(Source data)
-- BEGIN --

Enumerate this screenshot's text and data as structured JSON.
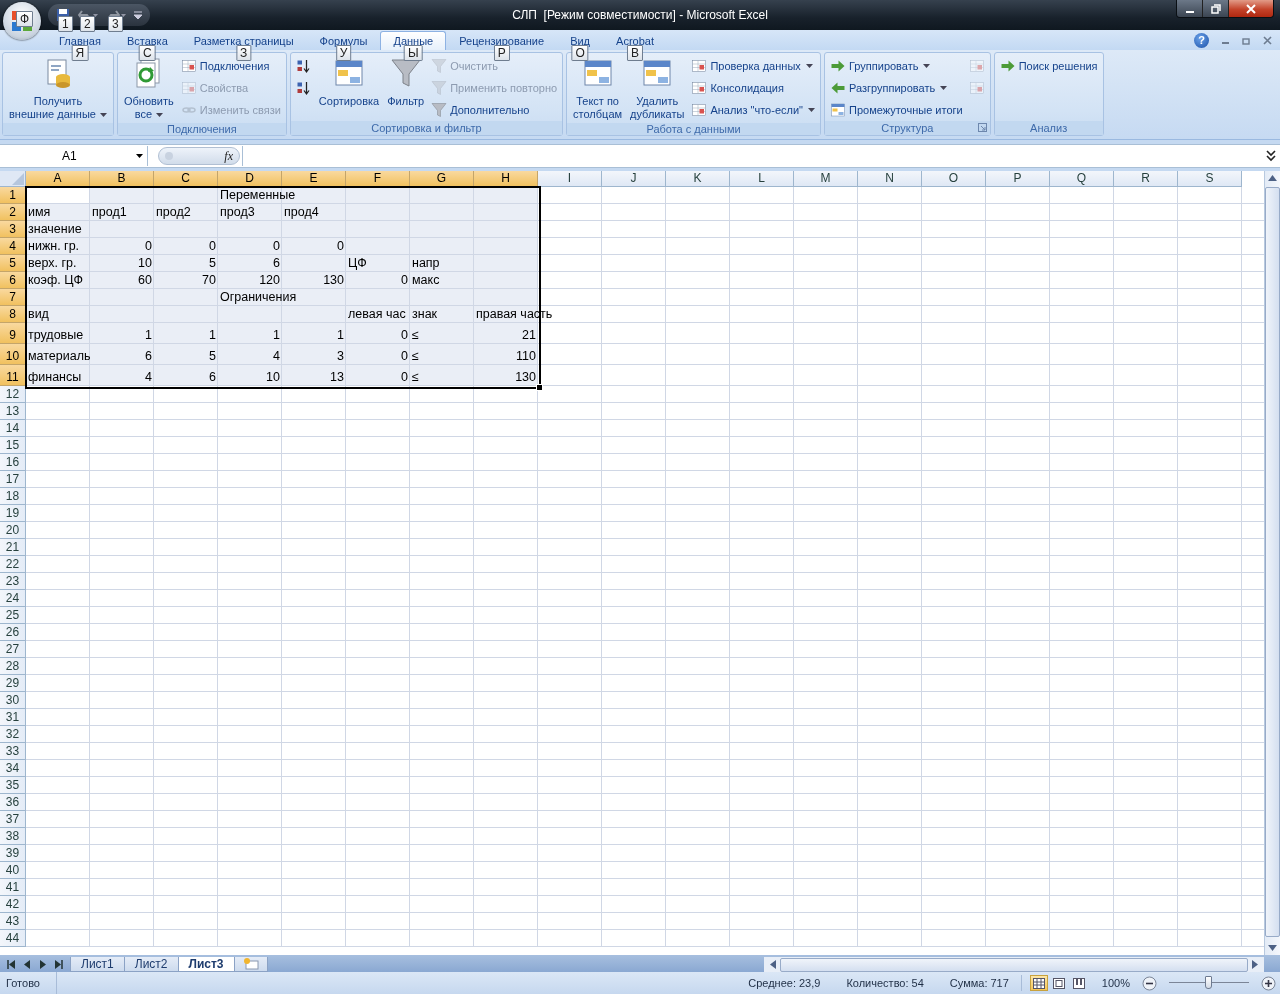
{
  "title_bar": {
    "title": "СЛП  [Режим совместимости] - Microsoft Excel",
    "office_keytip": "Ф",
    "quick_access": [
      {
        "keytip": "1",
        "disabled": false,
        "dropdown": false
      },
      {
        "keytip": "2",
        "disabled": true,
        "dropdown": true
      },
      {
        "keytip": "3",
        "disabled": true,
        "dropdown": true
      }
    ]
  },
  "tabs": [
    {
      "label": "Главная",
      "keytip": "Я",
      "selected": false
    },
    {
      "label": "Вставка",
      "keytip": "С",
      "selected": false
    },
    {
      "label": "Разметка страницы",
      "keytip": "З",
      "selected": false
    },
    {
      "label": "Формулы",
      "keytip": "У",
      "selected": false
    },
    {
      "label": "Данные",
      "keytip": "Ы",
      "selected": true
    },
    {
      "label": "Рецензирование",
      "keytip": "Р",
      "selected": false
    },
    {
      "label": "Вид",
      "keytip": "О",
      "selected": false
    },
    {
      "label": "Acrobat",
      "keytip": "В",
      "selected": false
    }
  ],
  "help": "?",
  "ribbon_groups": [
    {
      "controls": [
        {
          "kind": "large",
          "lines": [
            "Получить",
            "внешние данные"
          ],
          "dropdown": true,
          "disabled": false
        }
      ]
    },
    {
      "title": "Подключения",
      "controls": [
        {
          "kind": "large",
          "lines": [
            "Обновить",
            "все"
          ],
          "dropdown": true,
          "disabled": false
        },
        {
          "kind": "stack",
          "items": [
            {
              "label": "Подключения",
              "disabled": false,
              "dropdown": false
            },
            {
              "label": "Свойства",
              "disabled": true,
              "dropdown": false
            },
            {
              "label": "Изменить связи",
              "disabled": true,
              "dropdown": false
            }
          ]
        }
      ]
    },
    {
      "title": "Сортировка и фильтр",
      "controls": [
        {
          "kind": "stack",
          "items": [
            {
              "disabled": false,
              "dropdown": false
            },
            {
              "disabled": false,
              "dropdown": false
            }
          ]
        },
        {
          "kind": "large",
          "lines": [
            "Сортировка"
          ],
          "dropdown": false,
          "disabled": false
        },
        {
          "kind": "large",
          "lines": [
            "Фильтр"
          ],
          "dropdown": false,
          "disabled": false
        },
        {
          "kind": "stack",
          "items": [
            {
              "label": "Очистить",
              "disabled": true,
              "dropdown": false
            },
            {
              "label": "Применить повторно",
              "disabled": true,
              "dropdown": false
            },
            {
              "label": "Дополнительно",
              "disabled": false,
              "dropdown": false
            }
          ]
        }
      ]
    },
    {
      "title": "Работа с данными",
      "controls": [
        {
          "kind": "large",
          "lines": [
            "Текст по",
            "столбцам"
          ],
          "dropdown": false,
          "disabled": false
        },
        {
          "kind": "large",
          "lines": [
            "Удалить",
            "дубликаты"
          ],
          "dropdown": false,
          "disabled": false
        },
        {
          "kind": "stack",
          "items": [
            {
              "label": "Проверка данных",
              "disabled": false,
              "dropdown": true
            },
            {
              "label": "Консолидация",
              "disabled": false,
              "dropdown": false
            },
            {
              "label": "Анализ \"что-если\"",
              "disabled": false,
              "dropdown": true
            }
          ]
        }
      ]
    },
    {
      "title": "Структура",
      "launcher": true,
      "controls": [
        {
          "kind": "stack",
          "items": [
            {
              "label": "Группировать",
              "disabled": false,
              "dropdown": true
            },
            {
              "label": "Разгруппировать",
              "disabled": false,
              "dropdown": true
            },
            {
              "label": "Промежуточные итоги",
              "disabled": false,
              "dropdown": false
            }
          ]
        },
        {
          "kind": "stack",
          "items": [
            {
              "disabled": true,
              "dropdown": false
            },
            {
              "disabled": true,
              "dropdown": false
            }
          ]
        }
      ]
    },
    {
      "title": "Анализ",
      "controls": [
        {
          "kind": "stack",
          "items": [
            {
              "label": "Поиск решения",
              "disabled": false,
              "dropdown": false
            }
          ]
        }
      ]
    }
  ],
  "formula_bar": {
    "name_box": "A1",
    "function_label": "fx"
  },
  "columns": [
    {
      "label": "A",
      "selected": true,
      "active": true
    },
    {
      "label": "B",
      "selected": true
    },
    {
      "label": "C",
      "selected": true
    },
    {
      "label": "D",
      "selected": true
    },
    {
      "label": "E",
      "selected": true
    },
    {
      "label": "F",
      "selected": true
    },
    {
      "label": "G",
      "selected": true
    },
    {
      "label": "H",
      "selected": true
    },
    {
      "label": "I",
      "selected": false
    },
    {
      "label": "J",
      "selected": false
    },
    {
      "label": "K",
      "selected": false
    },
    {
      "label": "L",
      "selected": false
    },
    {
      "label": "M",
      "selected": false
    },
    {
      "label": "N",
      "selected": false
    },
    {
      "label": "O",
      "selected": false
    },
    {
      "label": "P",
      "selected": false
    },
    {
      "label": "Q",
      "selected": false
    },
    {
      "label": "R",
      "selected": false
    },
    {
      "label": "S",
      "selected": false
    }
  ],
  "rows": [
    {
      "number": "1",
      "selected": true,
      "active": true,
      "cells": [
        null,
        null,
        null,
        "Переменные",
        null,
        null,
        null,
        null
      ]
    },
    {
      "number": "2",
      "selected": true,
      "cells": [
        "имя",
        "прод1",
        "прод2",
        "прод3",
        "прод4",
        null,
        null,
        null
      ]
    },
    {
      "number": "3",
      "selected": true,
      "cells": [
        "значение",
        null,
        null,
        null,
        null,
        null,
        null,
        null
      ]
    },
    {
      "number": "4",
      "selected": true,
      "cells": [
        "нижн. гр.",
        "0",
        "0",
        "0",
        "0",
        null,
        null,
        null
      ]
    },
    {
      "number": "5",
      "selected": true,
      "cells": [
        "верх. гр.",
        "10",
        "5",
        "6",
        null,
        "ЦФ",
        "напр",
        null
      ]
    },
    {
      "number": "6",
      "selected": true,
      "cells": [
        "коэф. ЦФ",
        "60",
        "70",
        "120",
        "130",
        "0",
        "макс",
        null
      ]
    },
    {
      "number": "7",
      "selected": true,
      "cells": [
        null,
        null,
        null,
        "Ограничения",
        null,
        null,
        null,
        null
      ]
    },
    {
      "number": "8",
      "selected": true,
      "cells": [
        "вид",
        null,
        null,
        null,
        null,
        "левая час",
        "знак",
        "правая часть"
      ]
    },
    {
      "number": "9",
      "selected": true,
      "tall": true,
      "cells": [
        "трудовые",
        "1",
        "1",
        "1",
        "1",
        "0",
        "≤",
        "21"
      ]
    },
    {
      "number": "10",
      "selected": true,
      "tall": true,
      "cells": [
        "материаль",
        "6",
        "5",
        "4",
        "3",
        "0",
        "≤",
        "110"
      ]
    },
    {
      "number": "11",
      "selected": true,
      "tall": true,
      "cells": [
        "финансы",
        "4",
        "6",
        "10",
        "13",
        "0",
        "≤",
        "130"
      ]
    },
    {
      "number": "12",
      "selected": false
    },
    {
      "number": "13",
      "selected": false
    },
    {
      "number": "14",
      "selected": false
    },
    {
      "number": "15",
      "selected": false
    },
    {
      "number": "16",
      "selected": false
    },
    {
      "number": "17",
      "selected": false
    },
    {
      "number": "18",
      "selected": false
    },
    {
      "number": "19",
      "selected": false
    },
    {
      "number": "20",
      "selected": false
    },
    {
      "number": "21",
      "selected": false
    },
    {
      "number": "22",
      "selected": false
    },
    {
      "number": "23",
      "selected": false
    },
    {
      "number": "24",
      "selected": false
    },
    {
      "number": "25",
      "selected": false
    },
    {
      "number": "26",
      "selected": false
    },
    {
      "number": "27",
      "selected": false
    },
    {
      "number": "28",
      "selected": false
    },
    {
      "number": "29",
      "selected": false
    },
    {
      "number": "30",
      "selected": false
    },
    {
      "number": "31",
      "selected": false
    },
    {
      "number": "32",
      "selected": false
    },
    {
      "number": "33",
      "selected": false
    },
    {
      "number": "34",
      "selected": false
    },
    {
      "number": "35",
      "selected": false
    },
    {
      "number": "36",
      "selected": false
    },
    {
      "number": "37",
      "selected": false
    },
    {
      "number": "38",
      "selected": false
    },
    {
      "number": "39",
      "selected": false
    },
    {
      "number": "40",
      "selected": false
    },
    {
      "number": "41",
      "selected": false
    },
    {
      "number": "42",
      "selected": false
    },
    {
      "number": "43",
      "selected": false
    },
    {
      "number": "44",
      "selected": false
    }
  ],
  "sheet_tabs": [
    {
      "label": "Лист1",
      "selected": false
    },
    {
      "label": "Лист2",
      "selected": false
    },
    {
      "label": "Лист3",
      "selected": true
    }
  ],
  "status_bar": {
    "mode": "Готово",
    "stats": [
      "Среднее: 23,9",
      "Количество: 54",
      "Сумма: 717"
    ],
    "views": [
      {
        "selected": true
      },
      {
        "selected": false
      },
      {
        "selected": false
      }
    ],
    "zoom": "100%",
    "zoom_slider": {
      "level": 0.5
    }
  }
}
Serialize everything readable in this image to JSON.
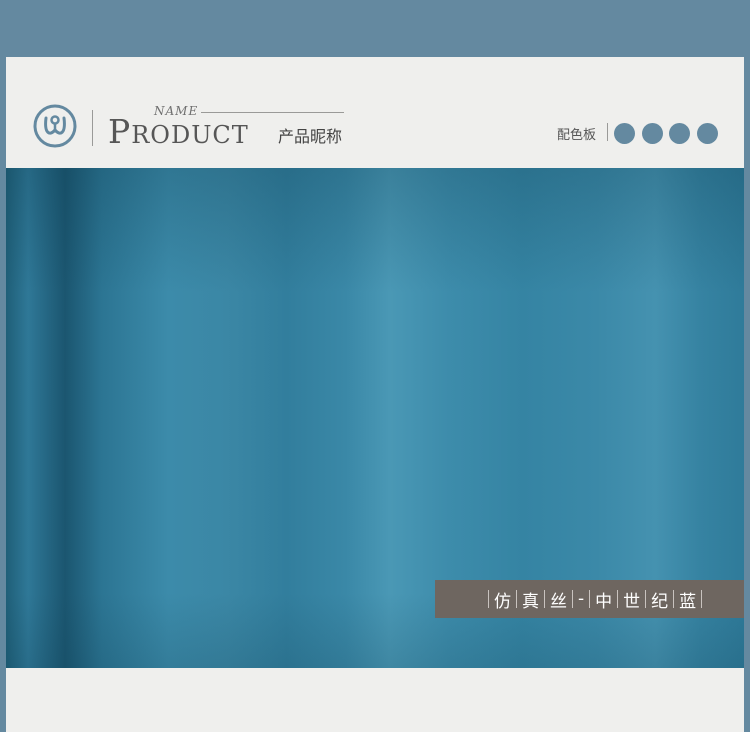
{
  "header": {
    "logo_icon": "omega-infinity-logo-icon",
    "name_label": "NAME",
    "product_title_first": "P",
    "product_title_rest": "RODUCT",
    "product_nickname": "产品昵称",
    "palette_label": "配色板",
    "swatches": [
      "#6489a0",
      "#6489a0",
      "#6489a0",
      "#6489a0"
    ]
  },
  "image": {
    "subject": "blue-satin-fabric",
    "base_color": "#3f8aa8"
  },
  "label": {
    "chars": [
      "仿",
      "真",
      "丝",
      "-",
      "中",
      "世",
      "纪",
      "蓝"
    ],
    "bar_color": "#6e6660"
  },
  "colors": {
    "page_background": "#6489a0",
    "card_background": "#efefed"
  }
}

-- END --

- Short problem: Beginning with the line containing "Serialize everything readable" and ending with the last line of the material, output each line exactly; do not include pictures.

- Result of the task:
Serialize everything readable in this image to JSON.
{
  "header": {
    "logo_icon": "omega-infinity-logo-icon",
    "name_label": "NAME",
    "product_title_first": "P",
    "product_title_rest": "RODUCT",
    "product_nickname": "产品昵称",
    "palette_label": "配色板",
    "swatches": [
      "#6489a0",
      "#6489a0",
      "#6489a0",
      "#6489a0"
    ]
  },
  "image": {
    "subject": "blue-satin-fabric",
    "base_color": "#3f8aa8"
  },
  "label": {
    "chars": [
      "仿",
      "真",
      "丝",
      "-",
      "中",
      "世",
      "纪",
      "蓝"
    ],
    "bar_color": "#6e6660"
  },
  "colors": {
    "page_background": "#6489a0",
    "card_background": "#efefed"
  }
}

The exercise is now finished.